» **Task to carry out**: List each line holding the string "Using".

Data records:
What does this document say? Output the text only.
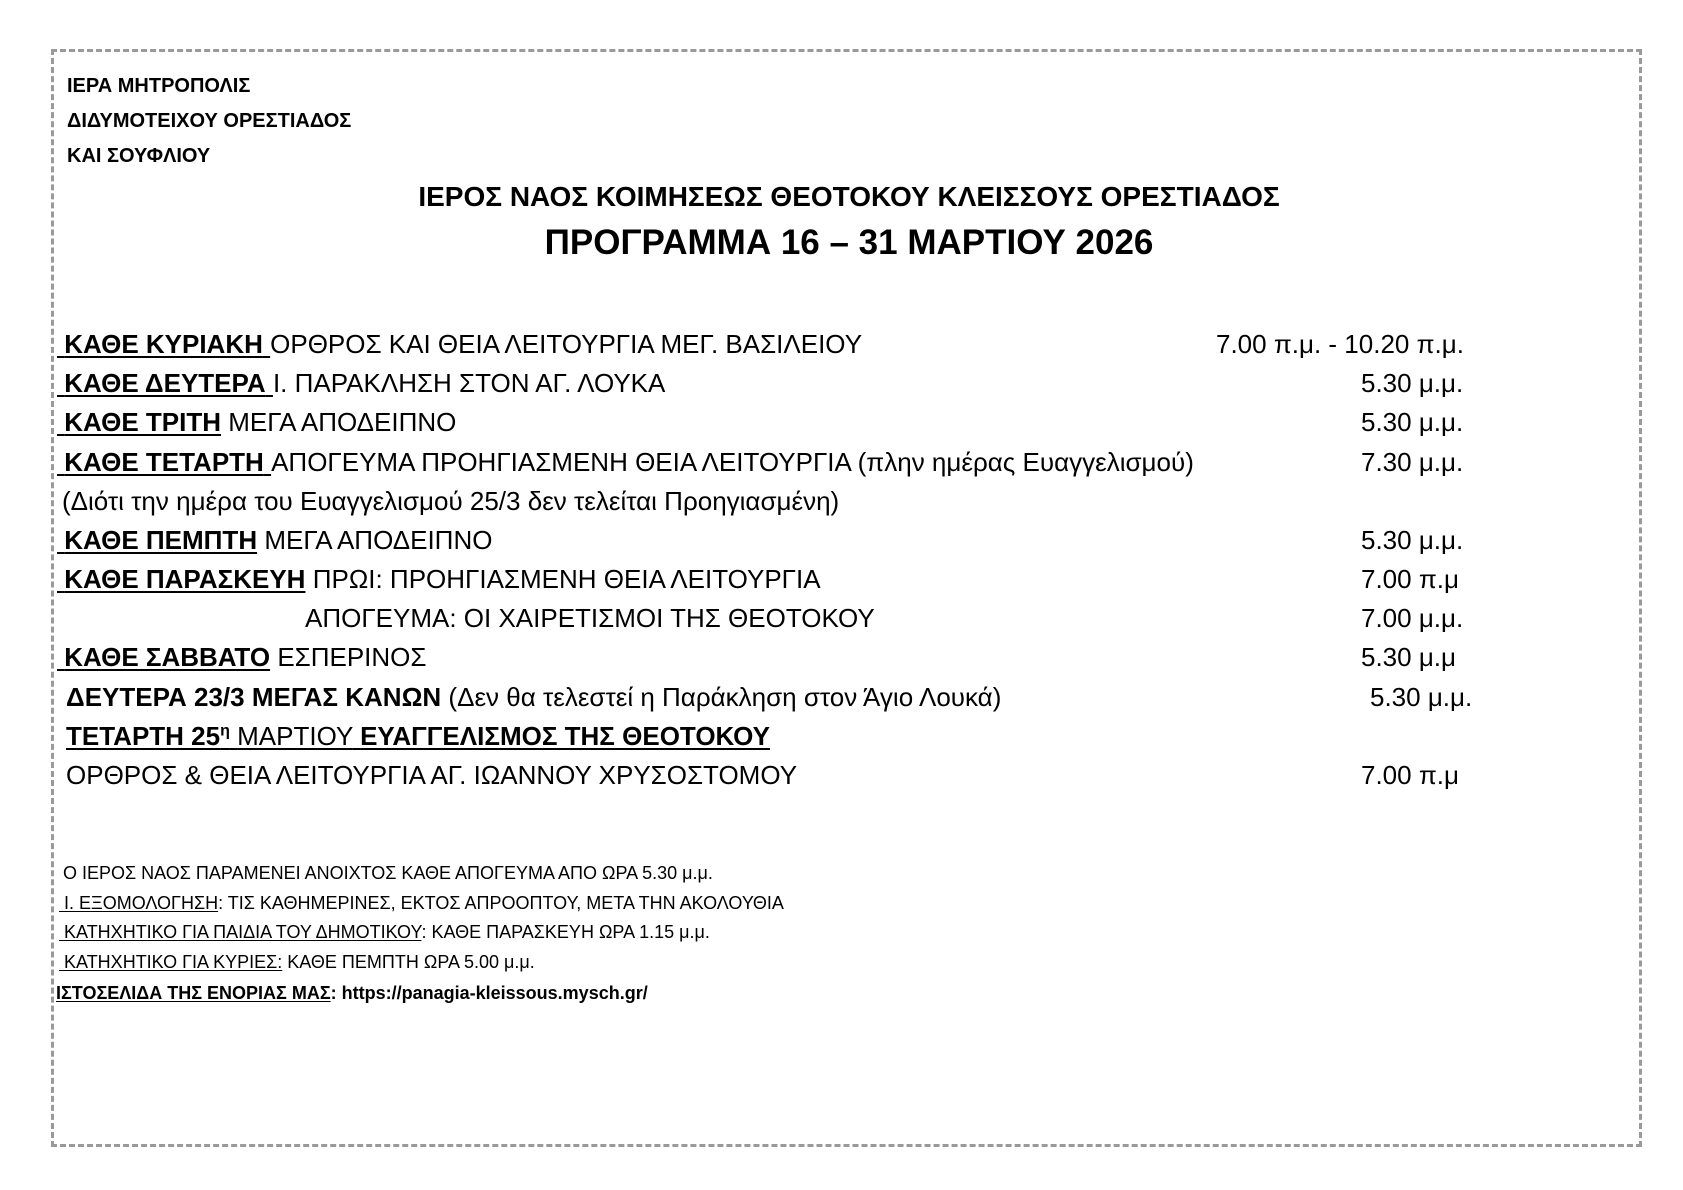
ΙΕΡΑ ΜΗΤΡΟΠΟΛΙΣ
ΔΙΔΥΜΟΤΕΙΧΟΥ ΟΡΕΣΤΙΑΔΟΣ
ΚΑΙ ΣΟΥΦΛΙΟΥ
ΙΕΡΟΣ ΝΑΟΣ ΚΟΙΜΗΣΕΩΣ ΘΕΟΤΟΚΟΥ ΚΛΕΙΣΣΟΥΣ ΟΡΕΣΤΙΑΔΟΣ
ΠΡΟΓΡΑΜΜΑ 16 – 31 ΜΑΡΤΙΟΥ 2026
ΚΑΘΕ ΚΥΡΙΑΚΗ ΟΡΘΡΟΣ ΚΑΙ ΘΕΙΑ ΛΕΙΤΟΥΡΓΙΑ ΜΕΓ. ΒΑΣΙΛΕΙΟΥ	7.00 π.μ. - 10.20 π.μ.
ΚΑΘΕ ΔΕΥΤΕΡΑ Ι. ΠΑΡΑΚΛΗΣΗ ΣΤΟΝ ΑΓ. ΛΟΥΚΑ	5.30 μ.μ.
ΚΑΘΕ ΤΡΙΤΗ ΜΕΓΑ ΑΠΟΔΕΙΠΝΟ	5.30 μ.μ.
ΚΑΘΕ ΤΕΤΑΡΤΗ ΑΠΟΓΕΥΜΑ ΠΡΟΗΓΙΑΣΜΕΝΗ ΘΕΙΑ ΛΕΙΤΟΥΡΓΙΑ (πλην ημέρας Ευαγγελισμού)	7.30 μ.μ.
(Διότι την ημέρα του Ευαγγελισμού 25/3 δεν τελείται Προηγιασμένη)
ΚΑΘΕ ΠΕΜΠΤΗ ΜΕΓΑ ΑΠΟΔΕΙΠΝΟ	5.30 μ.μ.
ΚΑΘΕ ΠΑΡΑΣΚΕΥΗ ΠΡΩΙ: ΠΡΟΗΓΙΑΣΜΕΝΗ ΘΕΙΑ ΛΕΙΤΟΥΡΓΙΑ	7.00 π.μ
ΑΠΟΓΕΥΜΑ: ΟΙ ΧΑΙΡΕΤΙΣΜΟΙ ΤΗΣ ΘΕΟΤΟΚΟΥ	7.00 μ.μ.
ΚΑΘΕ ΣΑΒΒΑΤΟ ΕΣΠΕΡΙΝΟΣ	5.30 μ.μ
ΔΕΥΤΕΡΑ 23/3 ΜΕΓΑΣ ΚΑΝΩΝ (Δεν θα τελεστεί η Παράκληση στον Άγιο Λουκά)	5.30 μ.μ.
ΤΕΤΑΡΤΗ $25^\eta$ ΜΑΡΤΙΟΥ ΕΥΑΓΓΕΛΙΣΜΟΣ ΤΗΣ ΘΕΟΤΟΚΟΥ
ΟΡΘΡΟΣ & ΘΕΙΑ ΛΕΙΤΟΥΡΓΙΑ ΑΓ. ΙΩΑΝΝΟΥ ΧΡΥΣΟΣΤΟΜΟΥ	7.00 π.μ
Ο ΙΕΡΟΣ ΝΑΟΣ ΠΑΡΑΜΕΝΕΙ ΑΝΟΙΧΤΟΣ ΚΑΘΕ ΑΠΟΓΕΥΜΑ ΑΠΟ ΩΡΑ 5.30 μ.μ.
Ι. ΕΞΟΜΟΛΟΓΗΣΗ: ΤΙΣ ΚΑΘΗΜΕΡΙΝΕΣ, ΕΚΤΟΣ ΑΠΡΟΟΠΤΟΥ, ΜΕΤΑ ΤΗΝ ΑΚΟΛΟΥΘΙΑ
ΚΑΤΗΧΗΤΙΚΟ ΓΙΑ ΠΑΙΔΙΑ ΤΟΥ ΔΗΜΟΤΙΚΟΥ: ΚΑΘΕ ΠΑΡΑΣΚΕΥΗ ΩΡΑ 1.15 μ.μ.
ΚΑΤΗΧΗΤΙΚΟ ΓΙΑ ΚΥΡΙΕΣ: ΚΑΘΕ ΠΕΜΠΤΗ ΩΡΑ 5.00 μ.μ.
ΙΣΤΟΣΕΛΙΔΑ ΤΗΣ ΕΝΟΡΙΑΣ ΜΑΣ: https://panagia-kleissous.mysch.gr/
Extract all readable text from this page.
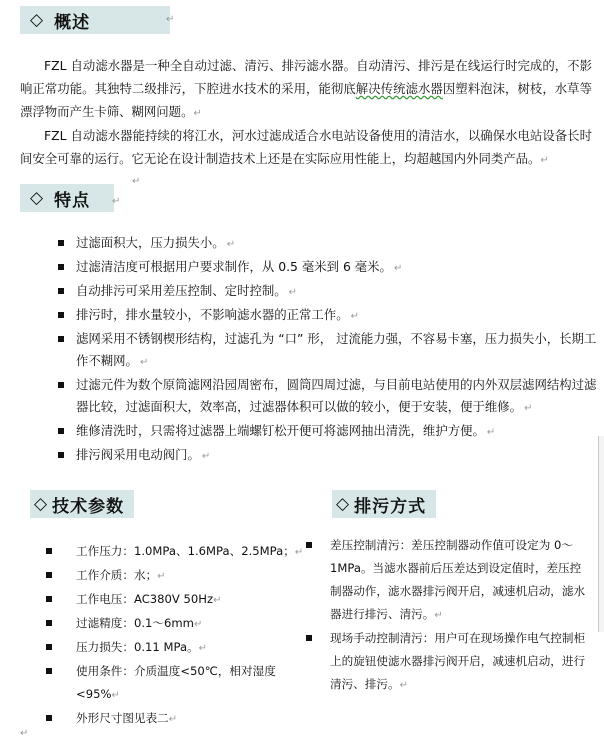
◇ 概述	↵
FZL 自动滤水器是一种全自动过滤、清污、排污滤水器。自动清污、排污是在线运行时完成的，不影响正常功能。其独特二级排污，下腔进水技术的采用，能彻底解决传统滤水器因塑料泡沫，树枝，水草等漂浮物而产生卡筛、糊网问题。↵
FZL 自动滤水器能持续的将江水，河水过滤成适合水电站设备使用的清洁水，以确保水电站设备长时间安全可靠的运行。它无论在设计制造技术上还是在实际应用性能上，均超越国内外同类产品。↵
↵
◇ 特点 ↵
过滤面积大，压力损失小。 ↵
过滤清洁度可根据用户要求制作，从 0.5 毫米到 6 毫米。 ↵
自动排污可采用差压控制、定时控制。 ↵
排污时，排水量较小，不影响滤水器的正常工作。 ↵
滤网采用不锈钢楔形结构，过滤孔为 “口” 形， 过流能力强，不容易卡塞，压力损失小，长期工作不糊网。 ↵
过滤元件为数个原筒滤网沿园周密布，圆筒四周过滤，与目前电站使用的内外双层滤网结构过滤器比较，过滤面积大，效率高，过滤器体积可以做的较小，便于安装，便于维修。 ↵
维修清洗时，只需将过滤器上端螺钉松开便可将滤网抽出清洗，维护方便。 ↵
排污阀采用电动阀门。 ↵
◇ 技术参数	◇ 排污方式
工作压力：1.0MPa、1.6MPa、2.5MPa；↵
工作介质：水；↵
工作电压：AC380V 50Hz↵
过滤精度：0.1～6mm↵
压力损失：0.11 MPa。↵
使用条件：介质温度<50℃，相对湿度<95%↵
外形尺寸图见表二↵
差压控制清污：差压控制器动作值可设定为 0～1MPa。当滤水器前后压差达到设定值时，差压控制器动作，滤水器排污阀开启，减速机启动，滤水器进行排污、清污。↵
现场手动控制清污：用户可在现场操作电气控制柜上的旋钮使滤水器排污阀开启，减速机启动，进行清污、排污。↵
↵
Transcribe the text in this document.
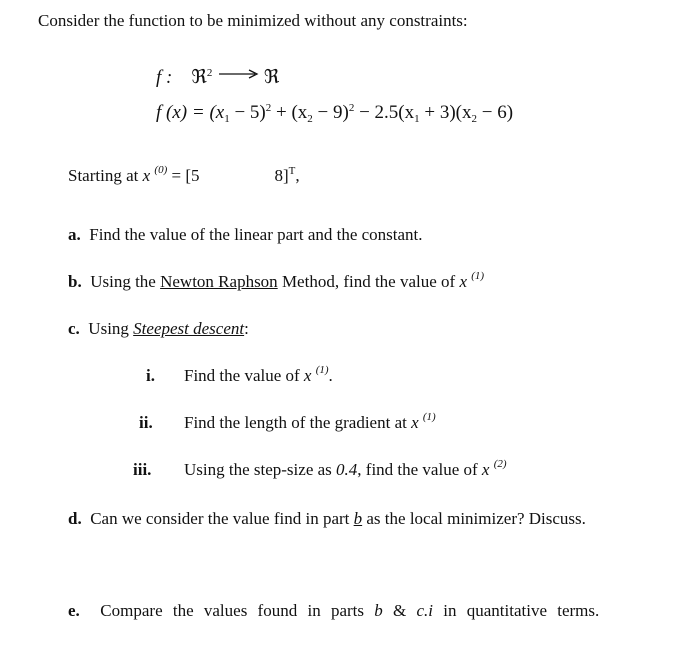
Consider the function to be minimized without any constraints:
f : ℜ$^2$	ℜ
f $(x) = (x_1 - 5)^2 + (x_2 - 9)^2 - 2.5(x_1 + 3)(x_2 - 6)$
Starting at x $^{(0)}$ = [5	8]$^T$,
a. Find the value of the linear part and the constant.
b. Using the Newton Raphson Method, find the value of x $^{(1)}$
c. Using Steepest descent:
i. Find the value of x $^{(1)}$.
ii. Find the length of the gradient at x $^{(1)}$
iii. Using the step-size as 0.4, find the value of x $^{(2)}$
d. Can we consider the value find in part b as the local minimizer? Discuss.
e. Compare the values found in parts b & c.i in quantitative terms.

» **Exercise answer**:
b. Using the Newton Raphson Method, find the value of x $^{(1)}$
c. Using Steepest descent:
iii. Using the step-size as 0.4, find the value of x $^{(2)}$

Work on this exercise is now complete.